*Direction*.
The records that follow must be repeated verbatim, every one of them.

*Task input*.
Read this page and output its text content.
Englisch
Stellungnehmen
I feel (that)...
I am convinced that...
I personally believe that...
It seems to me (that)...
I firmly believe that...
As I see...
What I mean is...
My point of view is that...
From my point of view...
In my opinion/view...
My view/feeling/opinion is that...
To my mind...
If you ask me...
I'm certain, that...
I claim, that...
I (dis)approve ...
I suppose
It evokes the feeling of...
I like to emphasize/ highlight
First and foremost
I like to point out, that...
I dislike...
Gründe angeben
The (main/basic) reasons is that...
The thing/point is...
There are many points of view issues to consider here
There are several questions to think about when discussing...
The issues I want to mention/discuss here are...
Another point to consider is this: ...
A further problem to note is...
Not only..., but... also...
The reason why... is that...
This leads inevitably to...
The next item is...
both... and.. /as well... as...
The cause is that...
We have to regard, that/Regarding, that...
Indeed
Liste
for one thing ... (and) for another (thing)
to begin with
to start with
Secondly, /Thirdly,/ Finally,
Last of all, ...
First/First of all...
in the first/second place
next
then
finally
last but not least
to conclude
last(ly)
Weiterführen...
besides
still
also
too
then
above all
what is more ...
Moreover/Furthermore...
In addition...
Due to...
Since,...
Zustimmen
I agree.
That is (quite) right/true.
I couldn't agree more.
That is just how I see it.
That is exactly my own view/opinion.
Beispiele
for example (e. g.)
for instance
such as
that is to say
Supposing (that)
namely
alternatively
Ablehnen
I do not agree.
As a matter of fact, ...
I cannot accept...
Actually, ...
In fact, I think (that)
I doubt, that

*Written answer*.
Read this page and output its text content.
Englisch
Stellungnehmen
I feel (that)...
I am convinced that...
I personally believe that...
It seems to me (that)...
I firmly believe that...
As I see...
What I mean is...
My point of view is that...
From my point of view...
In my opinion/view...
My view/feeling/opinion is that...
To my mind...
If you ask me...
I'm certain, that...
I claim, that...
I (dis)approve ...
I suppose
It evokes the feeling of...
I like to emphasize/ highlight
First and foremost
I like to point out, that...
I dislike...
Gründe angeben
The (main/basic) reasons is that...
The thing/point is...
There are many points of view issues to consider here
There are several questions to think about when discussing...
The issues I want to mention/discuss here are...
Another point to consider is this: ...
A further problem to note is...
Not only..., but... also...
The reason why... is that...
This leads inevitably to...
The next item is...
both... and.. /as well... as...
The cause is that...
We have to regard, that/Regarding, that...
Indeed
Liste
for one thing ... (and) for another (thing)
to begin with
to start with
Secondly, /Thirdly,/ Finally,
Last of all, ...
First/First of all...
in the first/second place
next
then
finally
last but not least
to conclude
last(ly)
Weiterführen...
besides
still
also
too
then
above all
what is more ...
Moreover/Furthermore...
In addition...
Due to...
Since,...
Zustimmen
I agree.
That is (quite) right/true.
I couldn't agree more.
That is just how I see it.
That is exactly my own view/opinion.
Beispiele
for example (e. g.)
for instance
such as
that is to say
Supposing (that)
namely
alternatively
Ablehnen
I do not agree.
As a matter of fact, ...
I cannot accept...
Actually, ...
In fact, I think (that)
I doubt, that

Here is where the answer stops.